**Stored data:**
········

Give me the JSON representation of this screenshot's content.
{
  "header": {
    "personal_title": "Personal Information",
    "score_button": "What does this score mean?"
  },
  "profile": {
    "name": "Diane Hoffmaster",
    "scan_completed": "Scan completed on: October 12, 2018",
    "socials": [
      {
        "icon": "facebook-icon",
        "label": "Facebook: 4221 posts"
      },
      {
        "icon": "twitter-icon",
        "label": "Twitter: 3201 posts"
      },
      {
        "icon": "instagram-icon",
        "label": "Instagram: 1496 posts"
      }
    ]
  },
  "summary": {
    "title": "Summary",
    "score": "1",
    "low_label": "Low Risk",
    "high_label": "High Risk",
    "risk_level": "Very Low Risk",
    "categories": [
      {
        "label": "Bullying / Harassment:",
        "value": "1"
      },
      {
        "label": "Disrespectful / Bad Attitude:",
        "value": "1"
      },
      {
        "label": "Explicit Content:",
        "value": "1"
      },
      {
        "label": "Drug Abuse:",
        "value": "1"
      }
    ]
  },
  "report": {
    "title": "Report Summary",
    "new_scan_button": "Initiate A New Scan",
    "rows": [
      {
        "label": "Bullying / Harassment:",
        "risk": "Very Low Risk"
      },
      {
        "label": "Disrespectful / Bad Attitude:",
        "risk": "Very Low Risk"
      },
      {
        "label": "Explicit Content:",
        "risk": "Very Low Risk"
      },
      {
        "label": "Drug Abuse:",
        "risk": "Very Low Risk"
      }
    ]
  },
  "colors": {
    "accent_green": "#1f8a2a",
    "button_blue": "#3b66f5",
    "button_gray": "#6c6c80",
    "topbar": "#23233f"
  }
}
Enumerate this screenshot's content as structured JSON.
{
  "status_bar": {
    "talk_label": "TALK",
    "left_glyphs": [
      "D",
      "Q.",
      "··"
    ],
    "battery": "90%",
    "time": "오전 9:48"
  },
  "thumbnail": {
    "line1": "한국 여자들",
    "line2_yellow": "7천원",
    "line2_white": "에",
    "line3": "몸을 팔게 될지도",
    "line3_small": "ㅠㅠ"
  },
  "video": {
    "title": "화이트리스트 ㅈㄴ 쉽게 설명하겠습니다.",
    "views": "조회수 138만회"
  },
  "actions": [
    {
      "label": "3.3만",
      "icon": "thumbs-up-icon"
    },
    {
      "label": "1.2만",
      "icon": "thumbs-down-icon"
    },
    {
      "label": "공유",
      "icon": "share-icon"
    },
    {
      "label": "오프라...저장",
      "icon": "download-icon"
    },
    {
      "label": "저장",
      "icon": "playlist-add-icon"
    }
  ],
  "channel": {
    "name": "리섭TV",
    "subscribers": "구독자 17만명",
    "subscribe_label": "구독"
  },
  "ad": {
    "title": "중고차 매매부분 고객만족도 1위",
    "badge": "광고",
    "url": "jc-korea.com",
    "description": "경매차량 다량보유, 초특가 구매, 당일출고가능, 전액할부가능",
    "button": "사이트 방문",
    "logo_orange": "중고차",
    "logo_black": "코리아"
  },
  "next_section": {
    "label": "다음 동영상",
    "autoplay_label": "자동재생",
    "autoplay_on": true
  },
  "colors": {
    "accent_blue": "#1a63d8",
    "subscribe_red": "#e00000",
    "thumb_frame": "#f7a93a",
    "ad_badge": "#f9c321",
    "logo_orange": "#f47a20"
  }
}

········

Write the whole listing out again. Keep every line exactly as it is.

Give me the JSON representation of this screenshot's content.
{
  "header": {
    "personal_title": "Personal Information",
    "score_button": "What does this score mean?"
  },
  "profile": {
    "name": "Diane Hoffmaster",
    "scan_completed": "Scan completed on: October 12, 2018",
    "socials": [
      {
        "icon": "facebook-icon",
        "label": "Facebook: 4221 posts"
      },
      {
        "icon": "twitter-icon",
        "label": "Twitter: 3201 posts"
      },
      {
        "icon": "instagram-icon",
        "label": "Instagram: 1496 posts"
      }
    ]
  },
  "summary": {
    "title": "Summary",
    "score": "1",
    "low_label": "Low Risk",
    "high_label": "High Risk",
    "risk_level": "Very Low Risk",
    "categories": [
      {
        "label": "Bullying / Harassment:",
        "value": "1"
      },
      {
        "label": "Disrespectful / Bad Attitude:",
        "value": "1"
      },
      {
        "label": "Explicit Content:",
        "value": "1"
      },
      {
        "label": "Drug Abuse:",
        "value": "1"
      }
    ]
  },
  "report": {
    "title": "Report Summary",
    "new_scan_button": "Initiate A New Scan",
    "rows": [
      {
        "label": "Bullying / Harassment:",
        "risk": "Very Low Risk"
      },
      {
        "label": "Disrespectful / Bad Attitude:",
        "risk": "Very Low Risk"
      },
      {
        "label": "Explicit Content:",
        "risk": "Very Low Risk"
      },
      {
        "label": "Drug Abuse:",
        "risk": "Very Low Risk"
      }
    ]
  },
  "colors": {
    "accent_green": "#1f8a2a",
    "button_blue": "#3b66f5",
    "button_gray": "#6c6c80",
    "topbar": "#23233f"
  }
}
Enumerate this screenshot's content as structured JSON.
{
  "status_bar": {
    "talk_label": "TALK",
    "left_glyphs": [
      "D",
      "Q.",
      "··"
    ],
    "battery": "90%",
    "time": "오전 9:48"
  },
  "thumbnail": {
    "line1": "한국 여자들",
    "line2_yellow": "7천원",
    "line2_white": "에",
    "line3": "몸을 팔게 될지도",
    "line3_small": "ㅠㅠ"
  },
  "video": {
    "title": "화이트리스트 ㅈㄴ 쉽게 설명하겠습니다.",
    "views": "조회수 138만회"
  },
  "actions": [
    {
      "label": "3.3만",
      "icon": "thumbs-up-icon"
    },
    {
      "label": "1.2만",
      "icon": "thumbs-down-icon"
    },
    {
      "label": "공유",
      "icon": "share-icon"
    },
    {
      "label": "오프라...저장",
      "icon": "download-icon"
    },
    {
      "label": "저장",
      "icon": "playlist-add-icon"
    }
  ],
  "channel": {
    "name": "리섭TV",
    "subscribers": "구독자 17만명",
    "subscribe_label": "구독"
  },
  "ad": {
    "title": "중고차 매매부분 고객만족도 1위",
    "badge": "광고",
    "url": "jc-korea.com",
    "description": "경매차량 다량보유, 초특가 구매, 당일출고가능, 전액할부가능",
    "button": "사이트 방문",
    "logo_orange": "중고차",
    "logo_black": "코리아"
  },
  "next_section": {
    "label": "다음 동영상",
    "autoplay_label": "자동재생",
    "autoplay_on": true
  },
  "colors": {
    "accent_blue": "#1a63d8",
    "subscribe_red": "#e00000",
    "thumb_frame": "#f7a93a",
    "ad_badge": "#f9c321",
    "logo_orange": "#f47a20"
  }
}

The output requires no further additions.